### GOAL:
Locate every line in the material below that has the word "xlabel". Copy each of those lines.

### EXERCISE INPUT:

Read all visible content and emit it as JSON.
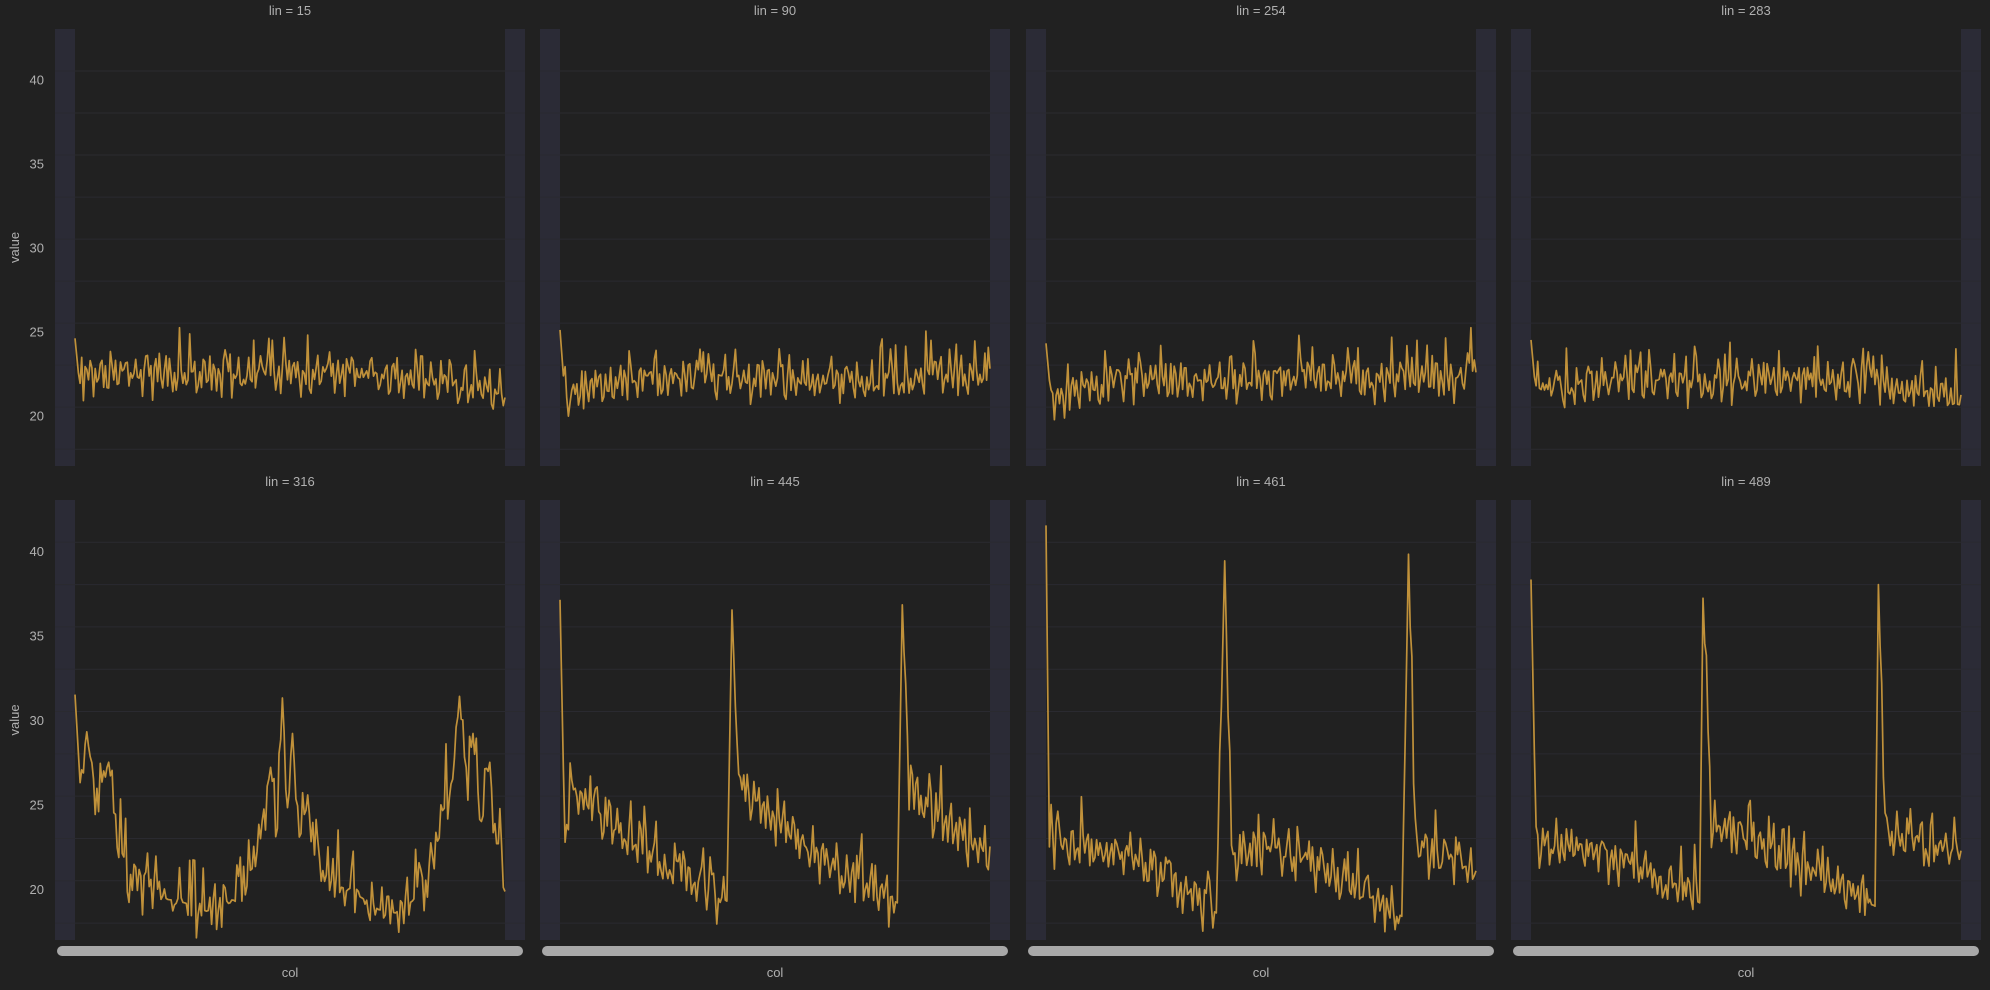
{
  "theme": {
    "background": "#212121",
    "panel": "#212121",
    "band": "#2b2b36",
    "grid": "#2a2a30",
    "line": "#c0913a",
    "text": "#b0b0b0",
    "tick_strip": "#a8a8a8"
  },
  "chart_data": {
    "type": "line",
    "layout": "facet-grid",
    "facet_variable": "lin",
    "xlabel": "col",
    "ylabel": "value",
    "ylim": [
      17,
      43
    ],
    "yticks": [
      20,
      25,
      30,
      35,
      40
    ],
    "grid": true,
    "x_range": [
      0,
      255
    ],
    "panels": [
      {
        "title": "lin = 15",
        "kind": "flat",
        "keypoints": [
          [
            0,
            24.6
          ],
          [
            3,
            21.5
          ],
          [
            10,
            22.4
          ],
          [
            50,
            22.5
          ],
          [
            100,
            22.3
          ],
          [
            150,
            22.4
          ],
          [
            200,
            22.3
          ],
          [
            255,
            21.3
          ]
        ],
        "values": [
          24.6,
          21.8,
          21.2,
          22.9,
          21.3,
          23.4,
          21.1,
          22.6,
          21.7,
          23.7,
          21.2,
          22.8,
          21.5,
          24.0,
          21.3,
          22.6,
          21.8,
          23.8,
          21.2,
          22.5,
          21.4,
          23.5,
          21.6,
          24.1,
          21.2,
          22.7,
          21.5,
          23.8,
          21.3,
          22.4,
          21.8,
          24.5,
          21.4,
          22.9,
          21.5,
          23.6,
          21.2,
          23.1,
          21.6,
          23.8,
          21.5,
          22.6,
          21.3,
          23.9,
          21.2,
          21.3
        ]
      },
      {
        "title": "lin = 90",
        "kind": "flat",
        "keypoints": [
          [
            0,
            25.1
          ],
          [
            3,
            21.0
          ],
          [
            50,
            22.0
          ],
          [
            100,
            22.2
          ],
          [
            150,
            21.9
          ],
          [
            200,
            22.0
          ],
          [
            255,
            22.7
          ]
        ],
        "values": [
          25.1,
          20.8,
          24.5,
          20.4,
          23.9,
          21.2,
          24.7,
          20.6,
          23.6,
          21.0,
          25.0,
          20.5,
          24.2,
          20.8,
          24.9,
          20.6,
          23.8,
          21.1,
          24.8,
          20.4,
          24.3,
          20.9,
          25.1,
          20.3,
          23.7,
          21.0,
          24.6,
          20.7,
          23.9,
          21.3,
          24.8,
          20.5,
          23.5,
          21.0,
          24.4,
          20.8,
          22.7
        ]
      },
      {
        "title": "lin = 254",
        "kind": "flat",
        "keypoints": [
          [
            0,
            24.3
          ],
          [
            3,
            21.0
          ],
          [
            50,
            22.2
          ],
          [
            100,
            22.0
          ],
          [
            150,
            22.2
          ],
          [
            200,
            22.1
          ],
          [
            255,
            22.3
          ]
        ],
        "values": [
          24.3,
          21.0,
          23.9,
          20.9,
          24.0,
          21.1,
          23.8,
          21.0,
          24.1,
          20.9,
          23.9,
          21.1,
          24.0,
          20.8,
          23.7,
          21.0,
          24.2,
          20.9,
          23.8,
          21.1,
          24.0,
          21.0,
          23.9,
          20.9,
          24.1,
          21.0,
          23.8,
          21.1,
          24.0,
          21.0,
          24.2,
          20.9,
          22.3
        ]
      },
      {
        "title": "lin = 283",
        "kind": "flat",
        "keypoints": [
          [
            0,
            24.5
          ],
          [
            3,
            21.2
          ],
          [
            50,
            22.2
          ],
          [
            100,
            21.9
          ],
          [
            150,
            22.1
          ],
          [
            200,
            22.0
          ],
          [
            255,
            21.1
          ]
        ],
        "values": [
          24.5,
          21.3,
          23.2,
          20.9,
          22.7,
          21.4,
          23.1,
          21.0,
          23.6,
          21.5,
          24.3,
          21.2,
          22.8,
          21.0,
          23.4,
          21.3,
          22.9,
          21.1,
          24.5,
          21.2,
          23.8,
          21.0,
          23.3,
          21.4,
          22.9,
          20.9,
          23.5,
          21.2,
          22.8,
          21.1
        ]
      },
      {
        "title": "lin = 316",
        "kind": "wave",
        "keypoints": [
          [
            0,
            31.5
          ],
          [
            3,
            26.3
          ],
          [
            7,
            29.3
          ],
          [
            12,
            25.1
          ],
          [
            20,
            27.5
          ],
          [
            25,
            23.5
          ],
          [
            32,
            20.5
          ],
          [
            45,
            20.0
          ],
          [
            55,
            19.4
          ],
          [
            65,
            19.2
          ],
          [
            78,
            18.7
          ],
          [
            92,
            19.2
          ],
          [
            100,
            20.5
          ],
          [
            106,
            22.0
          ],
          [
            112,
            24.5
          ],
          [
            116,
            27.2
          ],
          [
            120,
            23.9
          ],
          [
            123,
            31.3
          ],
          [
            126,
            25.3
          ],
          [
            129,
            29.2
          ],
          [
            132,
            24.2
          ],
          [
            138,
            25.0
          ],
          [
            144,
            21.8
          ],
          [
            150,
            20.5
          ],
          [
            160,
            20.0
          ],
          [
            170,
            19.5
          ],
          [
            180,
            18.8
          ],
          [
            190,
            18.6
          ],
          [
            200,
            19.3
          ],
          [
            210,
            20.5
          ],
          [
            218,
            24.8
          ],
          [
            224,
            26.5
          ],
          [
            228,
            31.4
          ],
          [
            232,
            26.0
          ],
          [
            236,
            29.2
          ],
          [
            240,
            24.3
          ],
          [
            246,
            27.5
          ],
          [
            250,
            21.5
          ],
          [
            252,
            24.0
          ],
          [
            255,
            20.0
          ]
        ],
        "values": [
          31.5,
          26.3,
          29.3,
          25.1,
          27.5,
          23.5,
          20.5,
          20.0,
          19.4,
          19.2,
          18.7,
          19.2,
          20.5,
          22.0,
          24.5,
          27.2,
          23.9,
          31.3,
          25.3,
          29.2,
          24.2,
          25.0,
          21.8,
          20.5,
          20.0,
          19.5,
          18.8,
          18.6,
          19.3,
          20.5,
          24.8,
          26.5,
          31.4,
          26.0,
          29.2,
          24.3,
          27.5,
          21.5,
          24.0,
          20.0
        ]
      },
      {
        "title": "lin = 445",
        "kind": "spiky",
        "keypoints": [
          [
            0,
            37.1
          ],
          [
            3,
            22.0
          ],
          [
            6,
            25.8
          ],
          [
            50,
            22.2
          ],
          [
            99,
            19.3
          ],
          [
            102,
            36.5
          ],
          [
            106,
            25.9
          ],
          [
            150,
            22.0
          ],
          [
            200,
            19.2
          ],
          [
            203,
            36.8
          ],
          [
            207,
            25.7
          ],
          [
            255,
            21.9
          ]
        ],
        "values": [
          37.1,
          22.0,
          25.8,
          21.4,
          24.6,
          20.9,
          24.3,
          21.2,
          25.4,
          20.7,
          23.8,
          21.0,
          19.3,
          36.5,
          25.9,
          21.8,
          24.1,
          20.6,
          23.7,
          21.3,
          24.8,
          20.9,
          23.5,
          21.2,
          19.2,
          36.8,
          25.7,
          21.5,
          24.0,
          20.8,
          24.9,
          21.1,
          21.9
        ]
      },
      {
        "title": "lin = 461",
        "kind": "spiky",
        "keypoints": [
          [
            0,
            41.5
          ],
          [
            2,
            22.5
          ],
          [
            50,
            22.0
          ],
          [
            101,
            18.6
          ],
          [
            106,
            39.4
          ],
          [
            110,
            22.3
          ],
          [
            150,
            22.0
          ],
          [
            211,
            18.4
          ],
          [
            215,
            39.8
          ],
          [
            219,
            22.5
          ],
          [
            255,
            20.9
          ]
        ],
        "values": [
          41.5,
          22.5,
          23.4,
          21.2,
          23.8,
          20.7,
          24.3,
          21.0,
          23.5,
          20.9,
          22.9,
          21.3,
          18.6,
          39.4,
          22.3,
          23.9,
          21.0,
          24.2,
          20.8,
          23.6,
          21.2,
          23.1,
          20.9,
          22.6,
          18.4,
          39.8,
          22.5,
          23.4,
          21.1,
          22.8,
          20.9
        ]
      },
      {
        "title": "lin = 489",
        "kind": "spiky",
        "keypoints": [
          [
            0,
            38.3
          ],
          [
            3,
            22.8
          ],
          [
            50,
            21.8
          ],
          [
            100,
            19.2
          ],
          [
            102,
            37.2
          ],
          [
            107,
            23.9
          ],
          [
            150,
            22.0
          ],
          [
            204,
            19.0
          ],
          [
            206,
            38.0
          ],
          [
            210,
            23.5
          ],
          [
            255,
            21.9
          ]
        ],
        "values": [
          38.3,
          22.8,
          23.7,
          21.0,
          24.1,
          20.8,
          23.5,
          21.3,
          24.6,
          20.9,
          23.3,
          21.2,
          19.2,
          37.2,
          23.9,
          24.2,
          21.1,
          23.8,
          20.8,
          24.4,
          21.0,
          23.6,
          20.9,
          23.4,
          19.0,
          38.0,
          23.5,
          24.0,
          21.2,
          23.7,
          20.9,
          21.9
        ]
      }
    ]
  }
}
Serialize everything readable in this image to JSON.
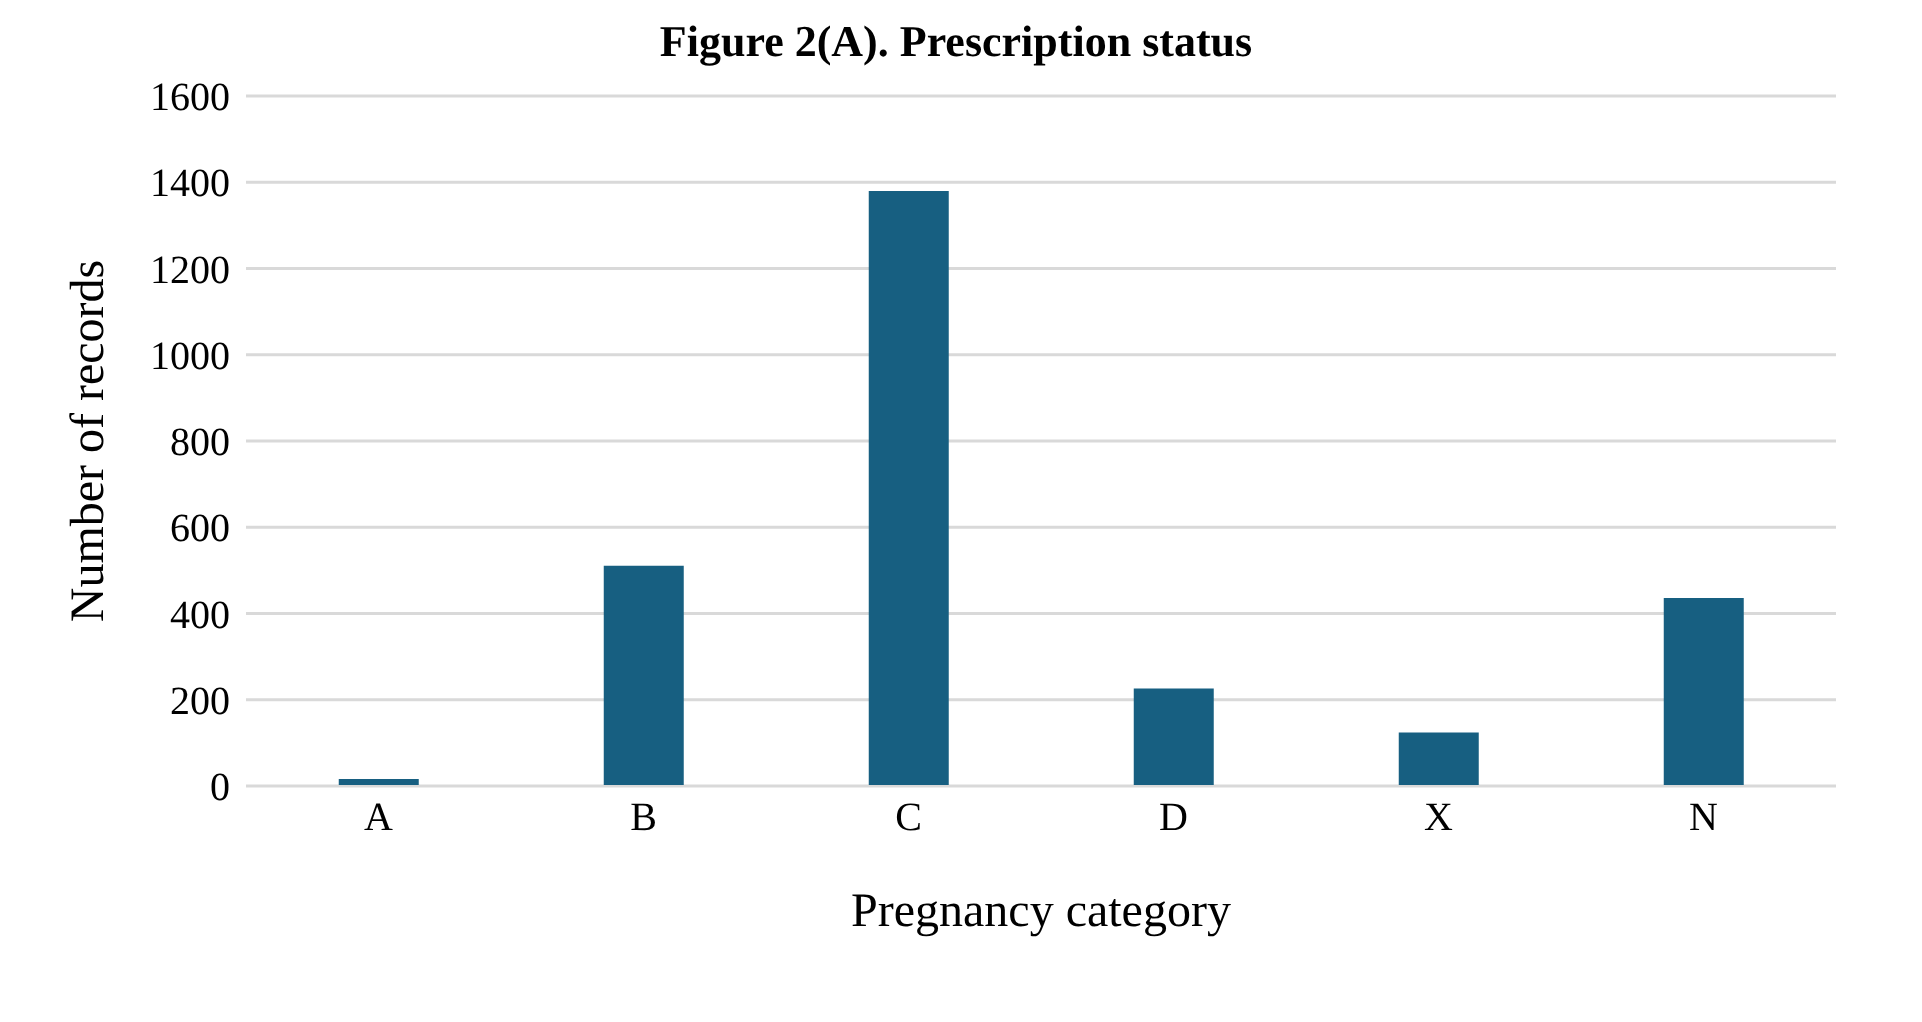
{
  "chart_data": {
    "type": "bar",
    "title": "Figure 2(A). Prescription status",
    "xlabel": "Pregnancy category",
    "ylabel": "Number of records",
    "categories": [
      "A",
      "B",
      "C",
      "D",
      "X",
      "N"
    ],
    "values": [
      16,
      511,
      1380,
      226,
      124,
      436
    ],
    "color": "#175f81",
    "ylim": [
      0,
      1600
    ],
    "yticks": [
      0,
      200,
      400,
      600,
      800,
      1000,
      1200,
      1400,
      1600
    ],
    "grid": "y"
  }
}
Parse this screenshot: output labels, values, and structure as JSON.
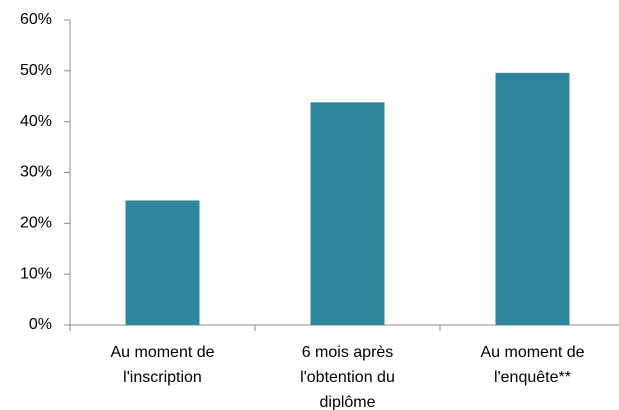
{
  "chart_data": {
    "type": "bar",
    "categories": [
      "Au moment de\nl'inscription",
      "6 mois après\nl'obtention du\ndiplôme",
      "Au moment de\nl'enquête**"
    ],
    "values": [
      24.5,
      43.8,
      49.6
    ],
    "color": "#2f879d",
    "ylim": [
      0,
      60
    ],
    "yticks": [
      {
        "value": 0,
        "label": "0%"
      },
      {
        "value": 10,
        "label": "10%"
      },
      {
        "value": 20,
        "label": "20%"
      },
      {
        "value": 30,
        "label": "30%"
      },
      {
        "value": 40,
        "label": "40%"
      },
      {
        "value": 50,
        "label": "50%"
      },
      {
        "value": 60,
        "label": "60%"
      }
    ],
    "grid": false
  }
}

### WRITTEN RESPONSE:
    "xlabel": "col",
    "xlabel": "Pregnancy category",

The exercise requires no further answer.